:: Records supplied

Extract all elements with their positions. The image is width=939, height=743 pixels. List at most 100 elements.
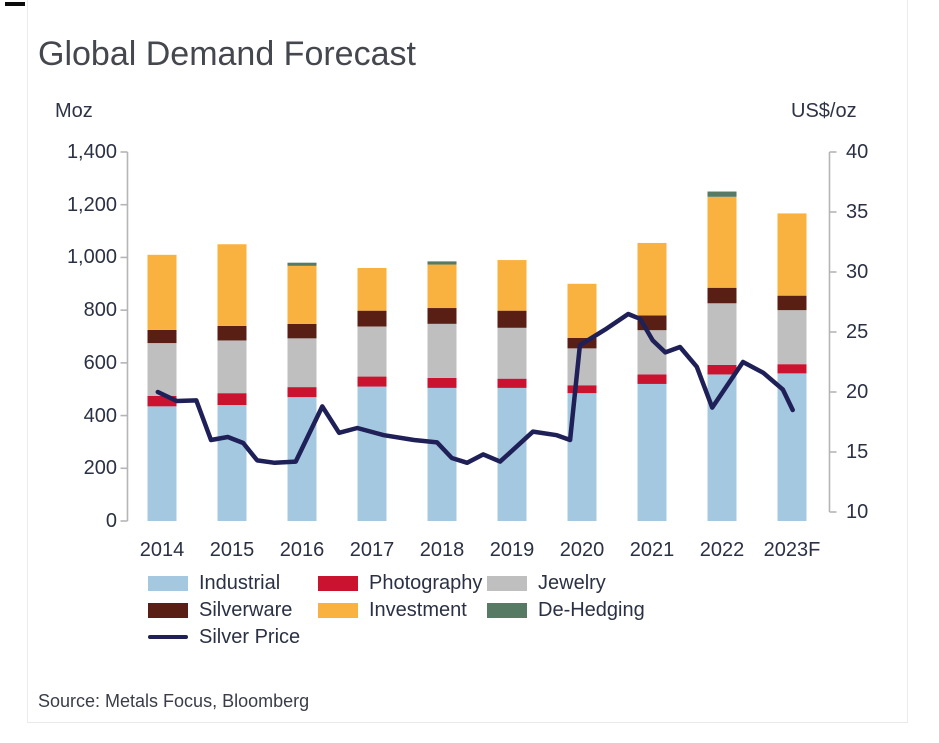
legend-label: Silverware (199, 599, 293, 621)
legend-swatch (487, 575, 527, 591)
bar-segment-investment (427, 264, 457, 309)
left-axis-tick-label: 800 (83, 299, 117, 322)
x-axis-label: 2020 (559, 539, 605, 561)
right-axis-tick-label: 30 (846, 261, 869, 283)
legend-item-de-hedging: De-Hedging (487, 599, 645, 621)
right-axis-tick-label: 20 (846, 381, 869, 403)
right-axis-tick-label: 15 (846, 441, 869, 463)
bar-segment-jewelry (357, 326, 387, 377)
legend-swatch (148, 634, 188, 640)
left-axis-tick-label: 200 (83, 457, 117, 480)
x-axis-label: 2022 (699, 539, 745, 561)
legend-swatch (318, 575, 358, 591)
bar-segment-dehedging (287, 262, 317, 266)
bar-segment-silverware (217, 325, 247, 341)
bar-segment-dehedging (427, 261, 457, 265)
legend-swatch (487, 602, 527, 618)
bar-segment-jewelry (287, 338, 317, 388)
right-axis-tick-label: 40 (846, 141, 869, 163)
legend-swatch (148, 602, 188, 618)
bar-segment-investment (357, 267, 387, 311)
legend-label: Investment (369, 599, 467, 621)
bar-segment-silverware (497, 310, 527, 328)
bar-segment-investment (147, 254, 177, 330)
legend-item-silver-price: Silver Price (148, 626, 300, 648)
bar-segment-investment (567, 283, 597, 338)
bar-segment-industrial (777, 373, 807, 521)
bar-segment-industrial (427, 387, 457, 521)
corner-mark (5, 2, 25, 6)
x-axis-label: 2016 (279, 539, 325, 561)
bar-segment-photography (217, 393, 247, 406)
legend-item-photography: Photography (318, 572, 482, 594)
bar-segment-dehedging (707, 191, 737, 197)
chart-title: Global Demand Forecast (38, 35, 416, 73)
bar-segment-silverware (287, 323, 317, 339)
left-axis-tick-label: 400 (83, 404, 117, 427)
bar-segment-investment (497, 260, 527, 311)
bar-segment-photography (147, 395, 177, 407)
right-axis-unit-label: US$/oz (791, 100, 857, 122)
bar-segment-silverware (357, 310, 387, 327)
bar-segment-industrial (637, 383, 667, 521)
legend-label: Jewelry (538, 572, 606, 594)
bar-segment-investment (637, 242, 667, 316)
left-axis-tick-label: 1,400 (66, 141, 117, 163)
x-axis-label: 2019 (489, 539, 535, 561)
bar-segment-industrial (357, 386, 387, 521)
bar-segment-photography (777, 364, 807, 374)
legend-swatch (148, 575, 188, 591)
bar-segment-industrial (497, 387, 527, 521)
bar-segment-industrial (217, 405, 247, 521)
legend-item-investment: Investment (318, 599, 467, 621)
legend-label: Photography (369, 572, 483, 594)
silver-price-line (155, 311, 795, 466)
bar-segment-investment (707, 196, 737, 288)
legend-label: Industrial (199, 572, 281, 594)
bar-segment-photography (357, 376, 387, 387)
bar-segment-industrial (287, 397, 317, 521)
right-axis-tick-label: 25 (846, 321, 869, 343)
bar-segment-investment (287, 265, 317, 324)
bar-segment-jewelry (777, 310, 807, 365)
left-axis-tick-label: 0 (105, 510, 117, 532)
bar-segment-photography (637, 374, 667, 384)
x-axis-label: 2017 (349, 539, 395, 561)
bar-segment-jewelry (497, 327, 527, 379)
bar-segment-jewelry (567, 348, 597, 386)
legend-item-jewelry: Jewelry (487, 572, 606, 594)
bar-segment-jewelry (427, 323, 457, 378)
bar-segment-investment (777, 213, 807, 296)
right-axis-tick-label: 10 (846, 501, 869, 523)
bar-segment-silverware (427, 308, 457, 324)
x-axis-label: 2018 (419, 539, 465, 561)
bar-segment-photography (497, 378, 527, 388)
left-axis-tick-label: 600 (83, 351, 117, 374)
bar-segment-photography (707, 364, 737, 375)
bar-segment-jewelry (707, 303, 737, 365)
left-axis-unit-label: Moz (55, 100, 93, 122)
legend-swatch (318, 602, 358, 618)
x-axis-label: 2015 (209, 539, 255, 561)
bar-segment-investment (217, 244, 247, 326)
x-axis-label: 2021 (629, 539, 675, 561)
legend-label: Silver Price (199, 626, 301, 648)
source-text: Source: Metals Focus, Bloomberg (38, 691, 310, 711)
legend-item-silverware: Silverware (148, 599, 292, 621)
bar-segment-industrial (147, 406, 177, 521)
left-axis-tick-label: 1,000 (66, 246, 117, 269)
legend-label: De-Hedging (538, 599, 645, 621)
right-axis-tick-label: 35 (846, 201, 869, 223)
bar-segment-silverware (777, 295, 807, 311)
bar-segment-silverware (147, 329, 177, 344)
bar-segment-jewelry (217, 340, 247, 394)
bar-segment-industrial (707, 374, 737, 521)
bar-segment-photography (567, 385, 597, 394)
bar-segment-silverware (707, 287, 737, 304)
left-axis-tick-label: 1,200 (66, 193, 117, 216)
bar-segment-photography (287, 387, 317, 398)
x-axis-label: 2023F (763, 539, 821, 561)
bar-segment-photography (427, 377, 457, 388)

::::

Could you render each line of the records above as a numbered list, skipping blank lines and leaving the pictures out?

**Output of the exercise:**
1. Extract all elements with their positions. The image is width=939, height=743 pixels. List at most 100 elements.
2. legend-label: Silverware (199, 599, 293, 621)
3. legend-swatch (487, 575, 527, 591)
4. bar-segment-investment (427, 264, 457, 309)
5. left-axis-tick-label: 800 (83, 299, 117, 322)
6. x-axis-label: 2020 (559, 539, 605, 561)
7. right-axis-tick-label: 30 (846, 261, 869, 283)
8. legend-item-de-hedging: De-Hedging (487, 599, 645, 621)
9. right-axis-tick-label: 20 (846, 381, 869, 403)
10. right-axis-tick-label: 15 (846, 441, 869, 463)
11. bar-segment-jewelry (357, 326, 387, 377)
12. legend-swatch (148, 634, 188, 640)
13. left-axis-tick-label: 200 (83, 457, 117, 480)
14. x-axis-label: 2022 (699, 539, 745, 561)
15. legend-swatch (318, 575, 358, 591)
16. bar-segment-dehedging (287, 262, 317, 266)
17. bar-segment-silverware (217, 325, 247, 341)
18. bar-segment-dehedging (427, 261, 457, 265)
19. legend-swatch (487, 602, 527, 618)
20. bar-segment-jewelry (287, 338, 317, 388)
21. right-axis-tick-label: 40 (846, 141, 869, 163)
22. legend-swatch (148, 602, 188, 618)
23. bar-segment-investment (357, 267, 387, 311)
24. legend-label: Investment (369, 599, 467, 621)
25. bar-segment-silverware (497, 310, 527, 328)
26. bar-segment-investment (147, 254, 177, 330)
27. legend-item-silver-price: Silver Price (148, 626, 300, 648)
28. bar-segment-investment (567, 283, 597, 338)
29. bar-segment-industrial (777, 373, 807, 521)
30. bar-segment-industrial (427, 387, 457, 521)
31. corner-mark (5, 2, 25, 6)
32. x-axis-label: 2016 (279, 539, 325, 561)
33. bar-segment-photography (217, 393, 247, 406)
34. legend-item-photography: Photography (318, 572, 482, 594)
35. bar-segment-dehedging (707, 191, 737, 197)
36. chart-title: Global Demand Forecast (38, 35, 416, 73)
37. bar-segment-silverware (287, 323, 317, 339)
38. left-axis-tick-label: 400 (83, 404, 117, 427)
39. bar-segment-investment (497, 260, 527, 311)
40. bar-segment-photography (147, 395, 177, 407)
41. right-axis-unit-label: US$/oz (791, 100, 857, 122)
42. bar-segment-silverware (357, 310, 387, 327)
43. bar-segment-industrial (637, 383, 667, 521)
44. legend-label: Jewelry (538, 572, 606, 594)
45. bar-segment-investment (637, 242, 667, 316)
46. left-axis-tick-label: 1,400 (66, 141, 117, 163)
47. x-axis-label: 2019 (489, 539, 535, 561)
48. bar-segment-industrial (357, 386, 387, 521)
49. bar-segment-photography (777, 364, 807, 374)
50. legend-swatch (148, 575, 188, 591)
51. bar-segment-industrial (497, 387, 527, 521)
52. bar-segment-industrial (217, 405, 247, 521)
53. legend-item-investment: Investment (318, 599, 467, 621)
54. legend-label: Photography (369, 572, 483, 594)
55. silver-price-line (155, 311, 795, 466)
56. bar-segment-investment (707, 196, 737, 288)
57. legend-label: Industrial (199, 572, 281, 594)
58. bar-segment-photography (357, 376, 387, 387)
59. bar-segment-industrial (287, 397, 317, 521)
60. right-axis-tick-label: 25 (846, 321, 869, 343)
61. bar-segment-investment (287, 265, 317, 324)
62. bar-segment-jewelry (777, 310, 807, 365)
63. left-axis-tick-label: 0 (105, 510, 117, 532)
64. bar-segment-photography (637, 374, 667, 384)
65. x-axis-label: 2017 (349, 539, 395, 561)
66. bar-segment-jewelry (497, 327, 527, 379)
67. bar-segment-jewelry (567, 348, 597, 386)
68. legend-item-jewelry: Jewelry (487, 572, 606, 594)
69. bar-segment-jewelry (427, 323, 457, 378)
70. bar-segment-investment (777, 213, 807, 296)
71. right-axis-tick-label: 10 (846, 501, 869, 523)
72. bar-segment-silverware (427, 308, 457, 324)
73. x-axis-label: 2018 (419, 539, 465, 561)
74. bar-segment-photography (497, 378, 527, 388)
75. left-axis-tick-label: 600 (83, 351, 117, 374)
76. bar-segment-photography (707, 364, 737, 375)
77. bar-segment-jewelry (707, 303, 737, 365)
78. left-axis-unit-label: Moz (55, 100, 93, 122)
79. legend-swatch (318, 602, 358, 618)
80. x-axis-label: 2015 (209, 539, 255, 561)
81. bar-segment-investment (217, 244, 247, 326)
82. x-axis-label: 2021 (629, 539, 675, 561)
83. legend-label: Silver Price (199, 626, 301, 648)
84. source-text: Source: Metals Focus, Bloomberg (38, 691, 310, 711)
85. legend-item-silverware: Silverware (148, 599, 292, 621)
86. bar-segment-industrial (147, 406, 177, 521)
87. left-axis-tick-label: 1,000 (66, 246, 117, 269)
88. legend-label: De-Hedging (538, 599, 645, 621)
89. right-axis-tick-label: 35 (846, 201, 869, 223)
90. bar-segment-silverware (777, 295, 807, 311)
91. bar-segment-silverware (147, 329, 177, 344)
92. bar-segment-jewelry (217, 340, 247, 394)
93. bar-segment-industrial (707, 374, 737, 521)
94. bar-segment-photography (567, 385, 597, 394)
95. bar-segment-silverware (707, 287, 737, 304)
96. left-axis-tick-label: 1,200 (66, 193, 117, 216)
97. bar-segment-photography (287, 387, 317, 398)
98. x-axis-label: 2023F (763, 539, 821, 561)
99. bar-segment-photography (427, 377, 457, 388)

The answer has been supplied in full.